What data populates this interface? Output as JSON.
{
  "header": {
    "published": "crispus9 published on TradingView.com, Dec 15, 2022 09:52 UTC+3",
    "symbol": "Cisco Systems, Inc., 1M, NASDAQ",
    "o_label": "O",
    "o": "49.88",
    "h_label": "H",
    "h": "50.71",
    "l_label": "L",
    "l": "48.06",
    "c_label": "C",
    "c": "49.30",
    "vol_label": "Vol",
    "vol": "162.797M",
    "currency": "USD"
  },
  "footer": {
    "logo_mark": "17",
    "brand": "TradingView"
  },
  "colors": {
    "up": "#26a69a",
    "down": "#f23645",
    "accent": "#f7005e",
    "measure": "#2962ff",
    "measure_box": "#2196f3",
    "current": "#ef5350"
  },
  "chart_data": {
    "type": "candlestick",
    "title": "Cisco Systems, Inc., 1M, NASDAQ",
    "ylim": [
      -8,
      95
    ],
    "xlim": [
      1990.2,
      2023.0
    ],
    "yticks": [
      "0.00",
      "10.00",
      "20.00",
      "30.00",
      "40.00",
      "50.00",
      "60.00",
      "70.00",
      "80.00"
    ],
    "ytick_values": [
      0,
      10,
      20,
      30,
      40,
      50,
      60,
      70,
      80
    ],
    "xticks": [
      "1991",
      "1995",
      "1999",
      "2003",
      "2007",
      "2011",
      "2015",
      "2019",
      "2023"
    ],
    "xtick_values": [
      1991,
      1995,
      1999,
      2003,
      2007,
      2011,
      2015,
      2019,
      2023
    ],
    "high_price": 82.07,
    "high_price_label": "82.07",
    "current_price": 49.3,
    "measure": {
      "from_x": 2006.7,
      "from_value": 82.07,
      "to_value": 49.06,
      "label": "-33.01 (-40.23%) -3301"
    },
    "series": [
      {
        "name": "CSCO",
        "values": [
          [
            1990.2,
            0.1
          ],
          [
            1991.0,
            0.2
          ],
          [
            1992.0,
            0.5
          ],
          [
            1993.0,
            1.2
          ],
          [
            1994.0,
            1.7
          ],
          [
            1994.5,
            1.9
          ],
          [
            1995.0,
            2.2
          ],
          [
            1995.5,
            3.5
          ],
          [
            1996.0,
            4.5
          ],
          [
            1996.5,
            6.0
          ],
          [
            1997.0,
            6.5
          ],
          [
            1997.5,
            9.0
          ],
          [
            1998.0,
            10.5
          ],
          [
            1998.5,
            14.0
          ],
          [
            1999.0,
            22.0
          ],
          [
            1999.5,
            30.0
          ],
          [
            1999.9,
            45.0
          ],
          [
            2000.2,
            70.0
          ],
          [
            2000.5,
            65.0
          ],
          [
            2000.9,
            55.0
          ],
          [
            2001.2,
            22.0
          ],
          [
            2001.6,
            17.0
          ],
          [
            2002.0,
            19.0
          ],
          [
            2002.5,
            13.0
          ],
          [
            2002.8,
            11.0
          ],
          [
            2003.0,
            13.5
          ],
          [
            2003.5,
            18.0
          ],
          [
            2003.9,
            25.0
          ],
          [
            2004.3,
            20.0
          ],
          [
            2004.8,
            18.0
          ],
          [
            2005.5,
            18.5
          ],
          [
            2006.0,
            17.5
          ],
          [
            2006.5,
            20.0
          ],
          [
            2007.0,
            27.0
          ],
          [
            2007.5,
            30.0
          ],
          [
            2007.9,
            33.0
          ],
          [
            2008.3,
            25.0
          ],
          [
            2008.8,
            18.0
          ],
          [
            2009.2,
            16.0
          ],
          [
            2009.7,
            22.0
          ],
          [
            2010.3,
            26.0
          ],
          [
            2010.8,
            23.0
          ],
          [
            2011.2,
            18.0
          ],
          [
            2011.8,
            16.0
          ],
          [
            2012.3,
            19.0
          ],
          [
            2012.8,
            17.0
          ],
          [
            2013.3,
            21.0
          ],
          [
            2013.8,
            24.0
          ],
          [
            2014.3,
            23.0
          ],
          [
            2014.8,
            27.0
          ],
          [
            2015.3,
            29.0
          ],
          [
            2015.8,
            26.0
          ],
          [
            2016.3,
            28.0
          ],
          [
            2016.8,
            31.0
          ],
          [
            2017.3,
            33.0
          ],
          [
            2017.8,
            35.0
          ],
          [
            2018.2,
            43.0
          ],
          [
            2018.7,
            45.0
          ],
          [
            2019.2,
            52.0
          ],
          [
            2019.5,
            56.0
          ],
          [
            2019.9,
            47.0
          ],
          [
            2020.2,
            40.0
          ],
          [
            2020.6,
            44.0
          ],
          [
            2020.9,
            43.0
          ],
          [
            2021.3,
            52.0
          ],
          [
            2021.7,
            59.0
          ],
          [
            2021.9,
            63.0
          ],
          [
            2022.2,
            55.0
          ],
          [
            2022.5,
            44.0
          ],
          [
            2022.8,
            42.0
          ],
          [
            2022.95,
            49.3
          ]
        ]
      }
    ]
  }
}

* **GIVEN REQUEST**:
Copy out the full material exactly as it appears.

* **THE SOLUTION**:
What data populates this interface? Output as JSON.
{
  "header": {
    "published": "crispus9 published on TradingView.com, Dec 15, 2022 09:52 UTC+3",
    "symbol": "Cisco Systems, Inc., 1M, NASDAQ",
    "o_label": "O",
    "o": "49.88",
    "h_label": "H",
    "h": "50.71",
    "l_label": "L",
    "l": "48.06",
    "c_label": "C",
    "c": "49.30",
    "vol_label": "Vol",
    "vol": "162.797M",
    "currency": "USD"
  },
  "footer": {
    "logo_mark": "17",
    "brand": "TradingView"
  },
  "colors": {
    "up": "#26a69a",
    "down": "#f23645",
    "accent": "#f7005e",
    "measure": "#2962ff",
    "measure_box": "#2196f3",
    "current": "#ef5350"
  },
  "chart_data": {
    "type": "candlestick",
    "title": "Cisco Systems, Inc., 1M, NASDAQ",
    "ylim": [
      -8,
      95
    ],
    "xlim": [
      1990.2,
      2023.0
    ],
    "yticks": [
      "0.00",
      "10.00",
      "20.00",
      "30.00",
      "40.00",
      "50.00",
      "60.00",
      "70.00",
      "80.00"
    ],
    "ytick_values": [
      0,
      10,
      20,
      30,
      40,
      50,
      60,
      70,
      80
    ],
    "xticks": [
      "1991",
      "1995",
      "1999",
      "2003",
      "2007",
      "2011",
      "2015",
      "2019",
      "2023"
    ],
    "xtick_values": [
      1991,
      1995,
      1999,
      2003,
      2007,
      2011,
      2015,
      2019,
      2023
    ],
    "high_price": 82.07,
    "high_price_label": "82.07",
    "current_price": 49.3,
    "measure": {
      "from_x": 2006.7,
      "from_value": 82.07,
      "to_value": 49.06,
      "label": "-33.01 (-40.23%) -3301"
    },
    "series": [
      {
        "name": "CSCO",
        "values": [
          [
            1990.2,
            0.1
          ],
          [
            1991.0,
            0.2
          ],
          [
            1992.0,
            0.5
          ],
          [
            1993.0,
            1.2
          ],
          [
            1994.0,
            1.7
          ],
          [
            1994.5,
            1.9
          ],
          [
            1995.0,
            2.2
          ],
          [
            1995.5,
            3.5
          ],
          [
            1996.0,
            4.5
          ],
          [
            1996.5,
            6.0
          ],
          [
            1997.0,
            6.5
          ],
          [
            1997.5,
            9.0
          ],
          [
            1998.0,
            10.5
          ],
          [
            1998.5,
            14.0
          ],
          [
            1999.0,
            22.0
          ],
          [
            1999.5,
            30.0
          ],
          [
            1999.9,
            45.0
          ],
          [
            2000.2,
            70.0
          ],
          [
            2000.5,
            65.0
          ],
          [
            2000.9,
            55.0
          ],
          [
            2001.2,
            22.0
          ],
          [
            2001.6,
            17.0
          ],
          [
            2002.0,
            19.0
          ],
          [
            2002.5,
            13.0
          ],
          [
            2002.8,
            11.0
          ],
          [
            2003.0,
            13.5
          ],
          [
            2003.5,
            18.0
          ],
          [
            2003.9,
            25.0
          ],
          [
            2004.3,
            20.0
          ],
          [
            2004.8,
            18.0
          ],
          [
            2005.5,
            18.5
          ],
          [
            2006.0,
            17.5
          ],
          [
            2006.5,
            20.0
          ],
          [
            2007.0,
            27.0
          ],
          [
            2007.5,
            30.0
          ],
          [
            2007.9,
            33.0
          ],
          [
            2008.3,
            25.0
          ],
          [
            2008.8,
            18.0
          ],
          [
            2009.2,
            16.0
          ],
          [
            2009.7,
            22.0
          ],
          [
            2010.3,
            26.0
          ],
          [
            2010.8,
            23.0
          ],
          [
            2011.2,
            18.0
          ],
          [
            2011.8,
            16.0
          ],
          [
            2012.3,
            19.0
          ],
          [
            2012.8,
            17.0
          ],
          [
            2013.3,
            21.0
          ],
          [
            2013.8,
            24.0
          ],
          [
            2014.3,
            23.0
          ],
          [
            2014.8,
            27.0
          ],
          [
            2015.3,
            29.0
          ],
          [
            2015.8,
            26.0
          ],
          [
            2016.3,
            28.0
          ],
          [
            2016.8,
            31.0
          ],
          [
            2017.3,
            33.0
          ],
          [
            2017.8,
            35.0
          ],
          [
            2018.2,
            43.0
          ],
          [
            2018.7,
            45.0
          ],
          [
            2019.2,
            52.0
          ],
          [
            2019.5,
            56.0
          ],
          [
            2019.9,
            47.0
          ],
          [
            2020.2,
            40.0
          ],
          [
            2020.6,
            44.0
          ],
          [
            2020.9,
            43.0
          ],
          [
            2021.3,
            52.0
          ],
          [
            2021.7,
            59.0
          ],
          [
            2021.9,
            63.0
          ],
          [
            2022.2,
            55.0
          ],
          [
            2022.5,
            44.0
          ],
          [
            2022.8,
            42.0
          ],
          [
            2022.95,
            49.3
          ]
        ]
      }
    ]
  }
}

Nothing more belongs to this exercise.